→ BRANO FORNITO:
########
Faouzi denuncia la limitazione al suo diritto di difesa: «Sono riuscito a incontrare la mia avvocata solo una volta. Non fanno entrare i legali». Riesce a parlarle al telefono «ma non è la stessa cosa». È richiedente asilo e non si spiega perché non possa aspettare l’esito della domanda fuori dal Cpr, dove ha una compagna, un lavoro e una casa. Ha passato diversi anni in carcere e, spiega, «si stava molto meglio. Sapevi che dovevi scontare la tua pena, che aveva una funzione rieducativa. Nel Cpr ti chiedi: «Cosa ci faccio qui? Cosa aspetto?».
Condizioni indegne
Ed è proprio la struttura di Ponte Galeria al centro dello studio di Cild, la Coalizione italiana per i diritti civili, che ha messo ancora una volta nero su bianco le condizioni da girone infernale in un lungo rapporto che è stato presentato ieri in Campidoglio. Un inferno fatto di condizioni detentive indegne e violazione dei diritti minimi di cittadinanza.
Il Cpr di Ponte Galeria è un buco nero nella capitale d’Italia, è un non luogo in cui le persone trattenute perdono la propria identità, dove le persone vengono distribuite nelle diverse celle di pernottamento in base alla loro provenienza geografica (es. nord-Africa; Africa subsahariana), è una prigione etnica, in cui non vi sono locali di trattenimento separati per i richiedenti asilo, come prevede il testo unico immigrazione del 2015, e come ha stabilito il Comitato europeo per la prevenzione della tortura.
Quando il 3 ottobre scorso una delegazione di Cild ha ispezionato i locali della sezione maschile, i detenuti hanno riferito di dormire su letti privi di materassi, in dieci all’interno di singoli stanzoni, con soli due bagni a disposizione. Tuttavia, il direttore a capo della struttura non ha consentito alla delegazione di visitare i locali di pernottamento, come invece era accaduto qualche mese prima, quando gli avvocati di Cild vi erano entrati accompagnati dalla deputata del Pd, Rachele Scarpa.
Allora, i materassi in una delle celle visitate c’erano, sì, ma usurati, di gomma piuma e privi di reti, senza lenzuola. In un’altra cella di 20 metri quadrati dove dormivano 8 persone, invece, c’erano 8 strutture in metallo, senza materassi, e allora molti detenuti dormivano direttamente sulle reti.
########
→ VOCI DEL DATASET:
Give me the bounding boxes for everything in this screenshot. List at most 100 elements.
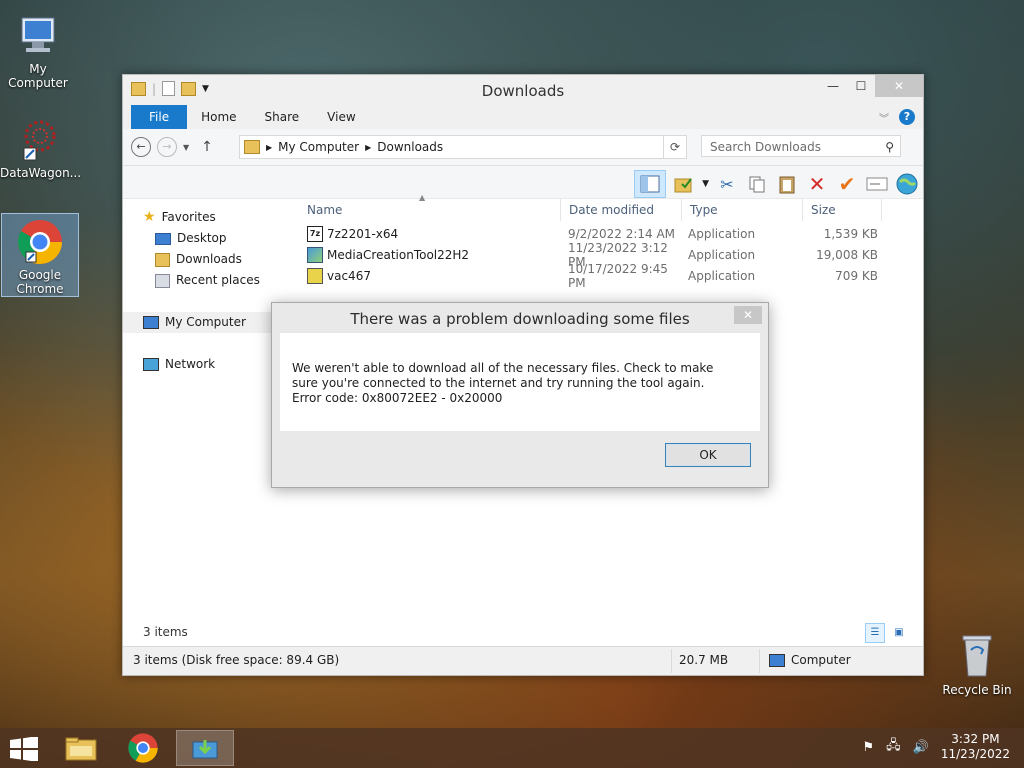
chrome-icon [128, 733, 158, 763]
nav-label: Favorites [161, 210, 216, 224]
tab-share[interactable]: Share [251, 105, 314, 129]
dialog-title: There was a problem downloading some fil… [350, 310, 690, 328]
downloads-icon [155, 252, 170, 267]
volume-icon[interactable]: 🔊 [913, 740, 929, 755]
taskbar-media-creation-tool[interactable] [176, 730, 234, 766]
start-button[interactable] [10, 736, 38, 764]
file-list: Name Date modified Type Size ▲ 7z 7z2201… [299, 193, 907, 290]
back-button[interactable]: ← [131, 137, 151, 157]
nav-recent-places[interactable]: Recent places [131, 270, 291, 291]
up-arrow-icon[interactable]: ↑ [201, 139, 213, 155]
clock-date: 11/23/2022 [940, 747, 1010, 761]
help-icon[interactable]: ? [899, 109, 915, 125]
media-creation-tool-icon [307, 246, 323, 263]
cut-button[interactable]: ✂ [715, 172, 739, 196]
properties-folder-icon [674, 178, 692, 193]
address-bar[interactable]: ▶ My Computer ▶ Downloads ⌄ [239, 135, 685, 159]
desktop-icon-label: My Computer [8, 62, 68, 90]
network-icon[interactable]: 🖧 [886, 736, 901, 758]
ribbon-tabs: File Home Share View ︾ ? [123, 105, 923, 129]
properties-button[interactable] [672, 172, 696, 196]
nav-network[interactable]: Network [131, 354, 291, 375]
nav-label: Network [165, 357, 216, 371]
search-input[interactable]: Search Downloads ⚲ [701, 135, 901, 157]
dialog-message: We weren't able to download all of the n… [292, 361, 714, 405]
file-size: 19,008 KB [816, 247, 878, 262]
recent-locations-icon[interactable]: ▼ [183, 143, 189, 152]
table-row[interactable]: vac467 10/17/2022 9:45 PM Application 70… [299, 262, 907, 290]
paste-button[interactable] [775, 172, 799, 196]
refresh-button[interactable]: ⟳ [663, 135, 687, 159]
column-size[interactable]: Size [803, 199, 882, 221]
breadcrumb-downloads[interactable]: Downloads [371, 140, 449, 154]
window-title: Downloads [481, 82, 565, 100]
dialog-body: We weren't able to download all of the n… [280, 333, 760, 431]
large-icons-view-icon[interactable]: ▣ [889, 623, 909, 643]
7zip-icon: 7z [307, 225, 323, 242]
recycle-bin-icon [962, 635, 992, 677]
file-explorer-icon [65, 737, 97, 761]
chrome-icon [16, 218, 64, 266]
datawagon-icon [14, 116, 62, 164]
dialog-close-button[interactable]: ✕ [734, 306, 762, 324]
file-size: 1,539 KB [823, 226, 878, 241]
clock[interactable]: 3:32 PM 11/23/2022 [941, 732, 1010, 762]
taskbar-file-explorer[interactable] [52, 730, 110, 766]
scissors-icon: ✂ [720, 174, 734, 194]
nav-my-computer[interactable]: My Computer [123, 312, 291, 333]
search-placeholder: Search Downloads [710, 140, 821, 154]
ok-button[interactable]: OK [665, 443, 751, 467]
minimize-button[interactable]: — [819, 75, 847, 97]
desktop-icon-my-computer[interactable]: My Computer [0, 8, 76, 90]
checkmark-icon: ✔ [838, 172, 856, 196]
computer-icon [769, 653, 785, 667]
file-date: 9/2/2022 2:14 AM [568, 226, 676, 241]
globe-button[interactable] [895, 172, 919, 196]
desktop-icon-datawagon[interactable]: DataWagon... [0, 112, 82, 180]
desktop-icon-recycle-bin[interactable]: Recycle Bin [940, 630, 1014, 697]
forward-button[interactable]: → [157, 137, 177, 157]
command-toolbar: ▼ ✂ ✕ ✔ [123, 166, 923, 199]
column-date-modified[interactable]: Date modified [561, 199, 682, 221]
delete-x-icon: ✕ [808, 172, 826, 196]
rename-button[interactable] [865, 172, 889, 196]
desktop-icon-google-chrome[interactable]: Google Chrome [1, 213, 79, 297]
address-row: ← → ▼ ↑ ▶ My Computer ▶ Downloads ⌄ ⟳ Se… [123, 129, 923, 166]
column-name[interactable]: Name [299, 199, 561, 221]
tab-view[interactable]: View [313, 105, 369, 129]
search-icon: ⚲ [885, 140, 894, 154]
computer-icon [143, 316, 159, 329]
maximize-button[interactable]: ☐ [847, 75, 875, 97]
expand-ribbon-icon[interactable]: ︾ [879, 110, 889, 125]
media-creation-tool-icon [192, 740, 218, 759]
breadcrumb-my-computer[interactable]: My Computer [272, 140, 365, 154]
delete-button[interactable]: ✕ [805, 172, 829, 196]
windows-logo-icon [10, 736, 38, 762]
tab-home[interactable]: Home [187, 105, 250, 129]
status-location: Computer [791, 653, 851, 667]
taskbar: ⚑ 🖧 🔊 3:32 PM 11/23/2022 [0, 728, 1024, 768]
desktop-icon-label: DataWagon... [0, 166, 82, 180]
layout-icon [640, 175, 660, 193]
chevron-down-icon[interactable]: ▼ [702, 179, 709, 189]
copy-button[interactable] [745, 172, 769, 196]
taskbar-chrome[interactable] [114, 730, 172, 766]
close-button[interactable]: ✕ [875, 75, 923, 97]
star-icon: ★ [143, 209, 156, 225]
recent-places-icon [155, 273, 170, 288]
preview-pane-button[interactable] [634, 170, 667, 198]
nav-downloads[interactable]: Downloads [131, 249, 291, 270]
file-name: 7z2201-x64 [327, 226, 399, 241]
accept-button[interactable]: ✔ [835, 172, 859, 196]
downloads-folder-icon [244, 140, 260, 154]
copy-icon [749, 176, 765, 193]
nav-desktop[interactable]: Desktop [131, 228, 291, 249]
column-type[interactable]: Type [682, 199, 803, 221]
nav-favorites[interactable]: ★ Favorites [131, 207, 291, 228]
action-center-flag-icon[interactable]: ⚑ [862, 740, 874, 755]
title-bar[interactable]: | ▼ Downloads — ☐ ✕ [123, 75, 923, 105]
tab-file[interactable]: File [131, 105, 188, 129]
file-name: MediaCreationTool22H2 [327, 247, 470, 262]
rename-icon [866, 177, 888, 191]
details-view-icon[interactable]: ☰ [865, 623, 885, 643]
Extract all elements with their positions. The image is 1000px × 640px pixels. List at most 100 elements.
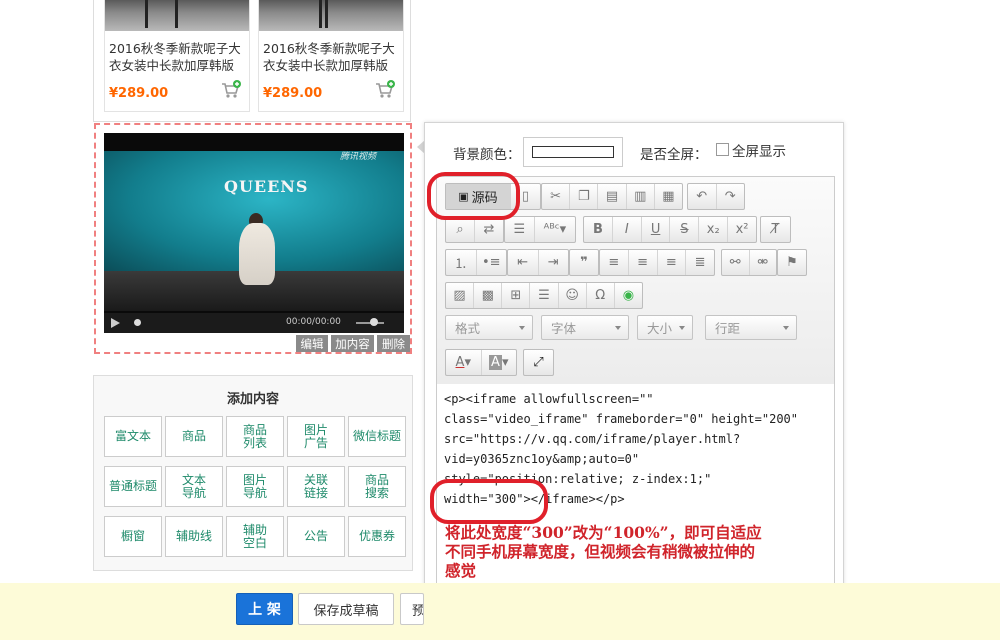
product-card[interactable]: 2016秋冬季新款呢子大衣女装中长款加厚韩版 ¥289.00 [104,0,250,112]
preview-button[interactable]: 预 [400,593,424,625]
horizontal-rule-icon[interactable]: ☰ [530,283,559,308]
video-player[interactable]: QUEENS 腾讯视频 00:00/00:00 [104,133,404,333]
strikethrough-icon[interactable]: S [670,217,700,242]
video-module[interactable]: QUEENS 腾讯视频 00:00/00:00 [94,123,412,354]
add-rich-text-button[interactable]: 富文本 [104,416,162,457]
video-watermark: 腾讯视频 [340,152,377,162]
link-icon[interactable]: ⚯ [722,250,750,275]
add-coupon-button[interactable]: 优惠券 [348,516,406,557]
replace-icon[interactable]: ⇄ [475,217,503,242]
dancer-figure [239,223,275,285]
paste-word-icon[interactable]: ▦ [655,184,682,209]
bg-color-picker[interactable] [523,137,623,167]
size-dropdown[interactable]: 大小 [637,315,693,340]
########
→ DETTAGLI DEL PROBLEMA:
Rispondi a queste domande sul brano che riguarda il Cpr di Ponte Galeria:
(a) Quante volte Faouzi è riuscito a incontrare la sua avvocata?
(b) In che giorno una delegazione di Cild ha ispezionato i locali della sezione maschile?
(c) Quante persone dormivano nella cella di 20 metri quadrati?

→ RISULTATO ESERCIZIO:
(a) Una sola volta.
(b) Il 3 ottobre scorso.
(c) Otto persone.